• STATED PROBLEM: Count the lines below that contain the word "form", and report only that number.

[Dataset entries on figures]
---

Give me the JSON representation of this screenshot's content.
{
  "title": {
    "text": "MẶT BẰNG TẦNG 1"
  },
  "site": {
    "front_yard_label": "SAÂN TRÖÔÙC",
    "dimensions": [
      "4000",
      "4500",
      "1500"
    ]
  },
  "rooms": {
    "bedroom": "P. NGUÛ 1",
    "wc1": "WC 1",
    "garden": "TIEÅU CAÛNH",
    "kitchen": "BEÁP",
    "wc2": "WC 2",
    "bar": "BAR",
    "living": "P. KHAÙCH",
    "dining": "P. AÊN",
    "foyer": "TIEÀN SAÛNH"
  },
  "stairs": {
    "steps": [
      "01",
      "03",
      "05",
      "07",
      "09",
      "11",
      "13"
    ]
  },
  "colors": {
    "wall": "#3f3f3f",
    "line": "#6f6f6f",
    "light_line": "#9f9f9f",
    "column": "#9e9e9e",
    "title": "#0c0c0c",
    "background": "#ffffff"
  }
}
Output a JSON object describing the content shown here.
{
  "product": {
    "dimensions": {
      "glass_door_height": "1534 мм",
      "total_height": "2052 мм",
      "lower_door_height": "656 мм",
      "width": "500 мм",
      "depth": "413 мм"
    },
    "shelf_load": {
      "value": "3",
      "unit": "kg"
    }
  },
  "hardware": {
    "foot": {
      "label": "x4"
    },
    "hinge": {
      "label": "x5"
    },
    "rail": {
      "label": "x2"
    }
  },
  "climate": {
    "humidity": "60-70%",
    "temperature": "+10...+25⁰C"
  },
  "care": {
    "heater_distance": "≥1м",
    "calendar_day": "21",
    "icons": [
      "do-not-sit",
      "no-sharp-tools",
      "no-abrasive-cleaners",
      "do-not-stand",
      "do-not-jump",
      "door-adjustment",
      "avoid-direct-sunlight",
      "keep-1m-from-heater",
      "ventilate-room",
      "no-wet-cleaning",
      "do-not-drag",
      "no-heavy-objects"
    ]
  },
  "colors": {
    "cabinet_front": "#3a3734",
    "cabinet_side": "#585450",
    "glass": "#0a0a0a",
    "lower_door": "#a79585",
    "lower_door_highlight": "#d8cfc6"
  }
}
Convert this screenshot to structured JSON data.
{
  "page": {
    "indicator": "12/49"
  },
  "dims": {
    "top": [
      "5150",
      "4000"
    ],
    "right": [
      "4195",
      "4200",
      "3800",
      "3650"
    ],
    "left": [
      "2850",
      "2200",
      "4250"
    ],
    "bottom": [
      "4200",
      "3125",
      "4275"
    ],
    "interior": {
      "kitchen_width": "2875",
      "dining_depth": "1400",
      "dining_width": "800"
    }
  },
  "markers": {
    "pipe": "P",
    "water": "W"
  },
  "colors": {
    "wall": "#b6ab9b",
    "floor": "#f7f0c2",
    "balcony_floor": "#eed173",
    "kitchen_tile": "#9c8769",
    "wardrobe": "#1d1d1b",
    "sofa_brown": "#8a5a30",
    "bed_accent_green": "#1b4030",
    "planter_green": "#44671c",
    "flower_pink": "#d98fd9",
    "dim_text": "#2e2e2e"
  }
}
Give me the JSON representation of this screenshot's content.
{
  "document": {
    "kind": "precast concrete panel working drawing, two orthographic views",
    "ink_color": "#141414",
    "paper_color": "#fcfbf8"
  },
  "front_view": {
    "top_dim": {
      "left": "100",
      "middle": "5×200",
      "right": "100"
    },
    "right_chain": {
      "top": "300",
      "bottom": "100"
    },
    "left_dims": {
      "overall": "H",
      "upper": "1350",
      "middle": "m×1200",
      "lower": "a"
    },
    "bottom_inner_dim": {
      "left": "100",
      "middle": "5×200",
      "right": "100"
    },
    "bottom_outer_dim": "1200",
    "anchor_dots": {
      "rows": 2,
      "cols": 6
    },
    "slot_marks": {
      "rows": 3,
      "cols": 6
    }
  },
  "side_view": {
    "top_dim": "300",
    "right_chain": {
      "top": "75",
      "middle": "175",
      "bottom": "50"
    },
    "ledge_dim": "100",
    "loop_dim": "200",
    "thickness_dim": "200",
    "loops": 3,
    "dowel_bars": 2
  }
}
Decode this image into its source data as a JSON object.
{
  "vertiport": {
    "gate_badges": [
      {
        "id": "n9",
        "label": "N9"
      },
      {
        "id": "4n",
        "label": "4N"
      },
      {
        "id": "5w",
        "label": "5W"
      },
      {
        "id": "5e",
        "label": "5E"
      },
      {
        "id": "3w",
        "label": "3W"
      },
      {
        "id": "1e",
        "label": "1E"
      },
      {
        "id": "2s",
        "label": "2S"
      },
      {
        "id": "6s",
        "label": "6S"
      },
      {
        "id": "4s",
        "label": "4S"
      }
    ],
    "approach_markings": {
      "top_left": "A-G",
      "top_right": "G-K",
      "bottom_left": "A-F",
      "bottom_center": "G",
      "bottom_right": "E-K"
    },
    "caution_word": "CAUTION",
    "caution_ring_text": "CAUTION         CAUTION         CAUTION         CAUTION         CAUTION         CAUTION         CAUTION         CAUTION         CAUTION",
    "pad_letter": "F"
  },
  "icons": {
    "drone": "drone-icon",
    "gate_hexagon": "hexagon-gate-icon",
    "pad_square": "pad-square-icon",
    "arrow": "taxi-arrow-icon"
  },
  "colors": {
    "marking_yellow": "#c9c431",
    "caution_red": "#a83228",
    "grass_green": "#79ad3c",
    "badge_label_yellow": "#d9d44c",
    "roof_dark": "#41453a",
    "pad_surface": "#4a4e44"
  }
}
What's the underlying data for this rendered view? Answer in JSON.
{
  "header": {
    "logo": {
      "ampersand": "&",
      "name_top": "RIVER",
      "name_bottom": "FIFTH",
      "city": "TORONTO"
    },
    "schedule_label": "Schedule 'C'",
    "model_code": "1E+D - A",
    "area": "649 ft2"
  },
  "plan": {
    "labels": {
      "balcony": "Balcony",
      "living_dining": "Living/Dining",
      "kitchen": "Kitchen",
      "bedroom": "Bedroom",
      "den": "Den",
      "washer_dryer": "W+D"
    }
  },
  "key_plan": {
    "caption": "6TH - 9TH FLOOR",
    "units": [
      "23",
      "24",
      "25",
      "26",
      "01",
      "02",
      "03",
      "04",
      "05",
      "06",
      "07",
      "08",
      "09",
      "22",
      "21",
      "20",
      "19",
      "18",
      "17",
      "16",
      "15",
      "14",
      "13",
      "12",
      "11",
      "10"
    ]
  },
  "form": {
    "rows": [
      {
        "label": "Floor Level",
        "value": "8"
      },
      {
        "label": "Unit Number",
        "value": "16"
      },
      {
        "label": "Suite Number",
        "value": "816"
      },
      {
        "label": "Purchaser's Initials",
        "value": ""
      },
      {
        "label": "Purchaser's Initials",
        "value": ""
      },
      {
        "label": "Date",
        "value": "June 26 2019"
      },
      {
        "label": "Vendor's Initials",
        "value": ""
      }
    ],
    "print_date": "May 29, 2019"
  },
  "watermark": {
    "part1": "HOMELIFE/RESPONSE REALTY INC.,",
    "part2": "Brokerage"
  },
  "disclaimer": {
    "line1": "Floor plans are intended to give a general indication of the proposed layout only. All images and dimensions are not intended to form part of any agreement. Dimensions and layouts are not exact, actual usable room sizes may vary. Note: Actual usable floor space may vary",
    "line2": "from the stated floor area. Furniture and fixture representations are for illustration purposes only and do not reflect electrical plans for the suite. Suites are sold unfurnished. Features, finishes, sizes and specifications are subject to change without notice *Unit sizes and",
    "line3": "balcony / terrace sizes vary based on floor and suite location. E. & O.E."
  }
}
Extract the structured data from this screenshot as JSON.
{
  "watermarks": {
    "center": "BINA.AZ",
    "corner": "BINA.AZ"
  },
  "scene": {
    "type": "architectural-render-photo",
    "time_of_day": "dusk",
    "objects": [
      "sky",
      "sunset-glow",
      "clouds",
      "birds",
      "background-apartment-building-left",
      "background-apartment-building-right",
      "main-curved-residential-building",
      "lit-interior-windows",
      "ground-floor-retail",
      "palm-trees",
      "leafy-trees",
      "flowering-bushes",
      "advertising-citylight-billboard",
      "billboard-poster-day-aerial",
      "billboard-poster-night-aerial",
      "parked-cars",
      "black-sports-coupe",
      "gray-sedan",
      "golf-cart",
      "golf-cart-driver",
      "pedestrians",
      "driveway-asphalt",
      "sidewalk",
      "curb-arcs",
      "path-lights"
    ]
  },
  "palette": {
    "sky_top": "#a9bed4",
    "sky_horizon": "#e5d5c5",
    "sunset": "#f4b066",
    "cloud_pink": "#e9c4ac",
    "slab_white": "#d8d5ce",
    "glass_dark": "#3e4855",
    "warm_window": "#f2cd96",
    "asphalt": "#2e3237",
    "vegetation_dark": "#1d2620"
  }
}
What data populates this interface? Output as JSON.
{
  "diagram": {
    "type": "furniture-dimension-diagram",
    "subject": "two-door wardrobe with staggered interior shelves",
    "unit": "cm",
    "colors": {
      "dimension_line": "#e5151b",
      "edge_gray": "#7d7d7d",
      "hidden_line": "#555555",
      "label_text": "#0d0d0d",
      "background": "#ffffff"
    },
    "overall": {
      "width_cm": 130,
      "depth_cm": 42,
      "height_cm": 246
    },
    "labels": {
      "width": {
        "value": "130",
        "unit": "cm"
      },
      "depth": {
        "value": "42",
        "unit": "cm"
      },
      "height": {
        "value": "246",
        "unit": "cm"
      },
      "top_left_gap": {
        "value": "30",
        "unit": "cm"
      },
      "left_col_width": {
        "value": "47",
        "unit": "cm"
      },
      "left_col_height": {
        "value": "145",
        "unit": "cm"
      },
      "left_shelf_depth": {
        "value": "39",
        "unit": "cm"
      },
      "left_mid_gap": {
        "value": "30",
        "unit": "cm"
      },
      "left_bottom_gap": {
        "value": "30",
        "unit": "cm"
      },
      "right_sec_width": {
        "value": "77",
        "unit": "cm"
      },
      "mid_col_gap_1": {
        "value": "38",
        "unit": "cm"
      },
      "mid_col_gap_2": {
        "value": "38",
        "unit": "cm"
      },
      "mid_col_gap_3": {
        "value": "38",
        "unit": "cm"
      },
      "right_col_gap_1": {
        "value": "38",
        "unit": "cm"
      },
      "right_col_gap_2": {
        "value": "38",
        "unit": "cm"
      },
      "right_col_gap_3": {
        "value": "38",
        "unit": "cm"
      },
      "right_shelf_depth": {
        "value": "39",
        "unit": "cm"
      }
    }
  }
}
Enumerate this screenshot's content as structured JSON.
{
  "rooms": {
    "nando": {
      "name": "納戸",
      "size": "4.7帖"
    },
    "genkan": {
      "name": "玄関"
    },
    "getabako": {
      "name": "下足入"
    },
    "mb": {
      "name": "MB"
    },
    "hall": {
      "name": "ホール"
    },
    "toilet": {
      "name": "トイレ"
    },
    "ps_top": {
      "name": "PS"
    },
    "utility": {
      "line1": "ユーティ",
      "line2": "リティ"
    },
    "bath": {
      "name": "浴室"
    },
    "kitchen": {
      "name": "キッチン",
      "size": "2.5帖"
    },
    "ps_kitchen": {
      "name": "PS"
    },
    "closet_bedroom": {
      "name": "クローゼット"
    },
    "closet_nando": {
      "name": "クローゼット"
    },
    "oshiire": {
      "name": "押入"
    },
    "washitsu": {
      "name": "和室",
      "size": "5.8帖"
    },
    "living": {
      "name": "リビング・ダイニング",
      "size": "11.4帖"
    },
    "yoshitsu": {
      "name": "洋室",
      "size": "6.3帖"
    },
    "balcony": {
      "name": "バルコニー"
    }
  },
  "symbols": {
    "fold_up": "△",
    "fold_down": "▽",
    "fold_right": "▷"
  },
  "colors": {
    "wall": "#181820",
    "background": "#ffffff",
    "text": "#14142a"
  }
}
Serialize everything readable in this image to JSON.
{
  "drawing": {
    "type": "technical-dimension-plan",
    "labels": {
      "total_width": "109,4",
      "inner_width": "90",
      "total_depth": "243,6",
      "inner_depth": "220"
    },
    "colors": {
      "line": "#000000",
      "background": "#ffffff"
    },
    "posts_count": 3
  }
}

---

• OUTPUT OF THE TASK: 2